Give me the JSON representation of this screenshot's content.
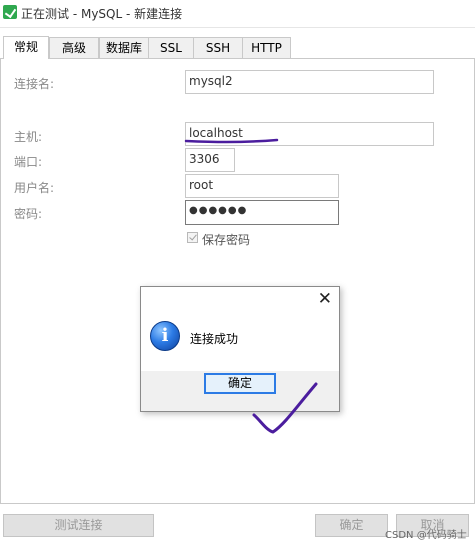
{
  "window": {
    "title": "正在测试 - MySQL - 新建连接"
  },
  "tabs": [
    "常规",
    "高级",
    "数据库",
    "SSL",
    "SSH",
    "HTTP"
  ],
  "form": {
    "connection_name_label": "连接名:",
    "connection_name_value": "mysql2",
    "host_label": "主机:",
    "host_value": "localhost",
    "port_label": "端口:",
    "port_value": "3306",
    "username_label": "用户名:",
    "username_value": "root",
    "password_label": "密码:",
    "password_value": "●●●●●●",
    "save_password_label": "保存密码",
    "save_password_checked": true
  },
  "dialog": {
    "message": "连接成功",
    "ok_label": "确定",
    "close_symbol": "✕",
    "icon": "info-icon"
  },
  "footer": {
    "test_connection_label": "测试连接",
    "ok_label": "确定",
    "cancel_label": "取消"
  },
  "watermark": "CSDN @代码骑士",
  "colors": {
    "annotation_ink": "#4b1d9e",
    "accent": "#2c7be5"
  }
}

========

◆ What you are asked to do ◆
Reproduce each line of the records exactly, and omit every picture.

◆ Response to this exercise ◆
Give me the JSON representation of this screenshot's content.
{
  "window": {
    "title": "正在测试 - MySQL - 新建连接"
  },
  "tabs": [
    "常规",
    "高级",
    "数据库",
    "SSL",
    "SSH",
    "HTTP"
  ],
  "form": {
    "connection_name_label": "连接名:",
    "connection_name_value": "mysql2",
    "host_label": "主机:",
    "host_value": "localhost",
    "port_label": "端口:",
    "port_value": "3306",
    "username_label": "用户名:",
    "username_value": "root",
    "password_label": "密码:",
    "password_value": "●●●●●●",
    "save_password_label": "保存密码",
    "save_password_checked": true
  },
  "dialog": {
    "message": "连接成功",
    "ok_label": "确定",
    "close_symbol": "✕",
    "icon": "info-icon"
  },
  "footer": {
    "test_connection_label": "测试连接",
    "ok_label": "确定",
    "cancel_label": "取消"
  },
  "watermark": "CSDN @代码骑士",
  "colors": {
    "annotation_ink": "#4b1d9e",
    "accent": "#2c7be5"
  }
}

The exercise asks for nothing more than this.